◆ **Material for this task**:
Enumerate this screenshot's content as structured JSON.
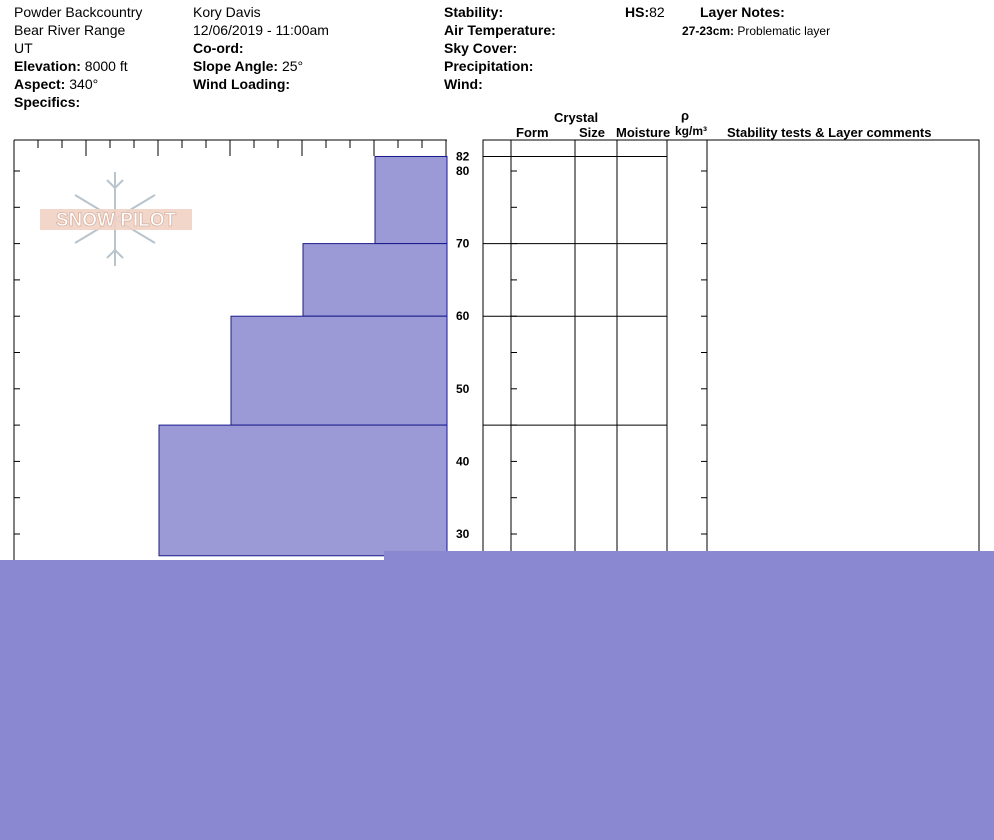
{
  "header": {
    "location1": "Powder Backcountry",
    "location2": "Bear River Range",
    "state": "UT",
    "elevation_label": "Elevation:",
    "elevation_value": "8000 ft",
    "aspect_label": "Aspect:",
    "aspect_value": "340°",
    "specifics_label": "Specifics:",
    "observer": "Kory Davis",
    "datetime": "12/06/2019 - 11:00am",
    "coord_label": "Co-ord:",
    "slope_label": "Slope Angle:",
    "slope_value": "25°",
    "wind_loading_label": "Wind Loading:",
    "stability_label": "Stability:",
    "air_temp_label": "Air Temperature:",
    "sky_cover_label": "Sky Cover:",
    "precip_label": "Precipitation:",
    "wind_label": "Wind:",
    "hs_label": "HS:",
    "hs_value": "82",
    "layer_notes_label": "Layer Notes:",
    "layer_note_range": "27-23cm:",
    "layer_note_text": "Problematic layer"
  },
  "columns": {
    "crystal": "Crystal",
    "form": "Form",
    "size": "Size",
    "moisture": "Moisture",
    "rho": "ρ",
    "density_unit": "kg/m³",
    "comments": "Stability tests & Layer comments"
  },
  "logo": {
    "text": "SNOW PILOT"
  },
  "colors": {
    "hardness_fill": "#9b9ad6",
    "hardness_stroke": "#1a1a8c",
    "overlay": "#8a88d0"
  },
  "chart_data": {
    "type": "bar",
    "orientation": "horizontal",
    "depth_range": [
      27,
      82
    ],
    "depth_ticks": [
      30,
      40,
      50,
      60,
      70,
      80
    ],
    "top_label": "82",
    "layers": [
      {
        "top": 82,
        "bottom": 70,
        "hardness": 1
      },
      {
        "top": 70,
        "bottom": 60,
        "hardness": 2
      },
      {
        "top": 60,
        "bottom": 45,
        "hardness": 3
      },
      {
        "top": 45,
        "bottom": 27,
        "hardness": 4
      }
    ],
    "hardness_max": 6
  }
}
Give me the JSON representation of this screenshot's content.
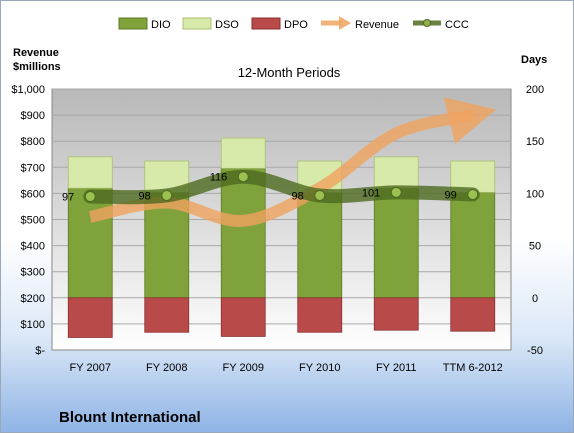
{
  "chart_data": {
    "type": "bar",
    "title": "12-Month Periods",
    "company": "Blount International",
    "left_axis_label_line1": "Revenue",
    "left_axis_label_line2": "$millions",
    "right_axis_label": "Days",
    "categories": [
      "FY 2007",
      "FY 2008",
      "FY 2009",
      "FY 2010",
      "FY 2011",
      "TTM 6-2012"
    ],
    "left_ticks": [
      "$-",
      "$100",
      "$200",
      "$300",
      "$400",
      "$500",
      "$600",
      "$700",
      "$800",
      "$900",
      "$1,000"
    ],
    "right_ticks": [
      "-50",
      "0",
      "50",
      "100",
      "150",
      "200"
    ],
    "ylim_left": [
      0,
      1000
    ],
    "ylim_right": [
      -50,
      200
    ],
    "grid": true,
    "legend_position": "top",
    "series": [
      {
        "name": "DIO",
        "type": "stacked-bar",
        "axis": "right",
        "values": [
          105,
          101,
          124,
          101,
          105,
          101
        ]
      },
      {
        "name": "DSO",
        "type": "stacked-bar",
        "axis": "right",
        "values": [
          30,
          30,
          29,
          30,
          30,
          30
        ]
      },
      {
        "name": "DPO",
        "type": "negative-bar",
        "axis": "right",
        "values": [
          -38,
          -33,
          -37,
          -33,
          -31,
          -32
        ]
      },
      {
        "name": "Revenue",
        "type": "line",
        "axis": "left",
        "values": [
          510,
          565,
          495,
          620,
          830,
          900
        ]
      },
      {
        "name": "CCC",
        "type": "line",
        "axis": "right",
        "values": [
          97,
          98,
          116,
          98,
          101,
          99
        ],
        "labels": [
          "97",
          "98",
          "116",
          "98",
          "101",
          "99"
        ]
      }
    ],
    "colors": {
      "DIO": "#7fa23a",
      "DSO": "#d7eaa9",
      "DPO": "#b94a4a",
      "Revenue": "#f0a35e",
      "CCC": "#4d6a1f",
      "grid": "#a8a8a8"
    }
  }
}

◆ **Stated goal**: Copy all lines above containing the string "Stability".

◆ **Written response**:
    "stability_label": "Stability:",
    "comments": "Stability tests & Layer comments"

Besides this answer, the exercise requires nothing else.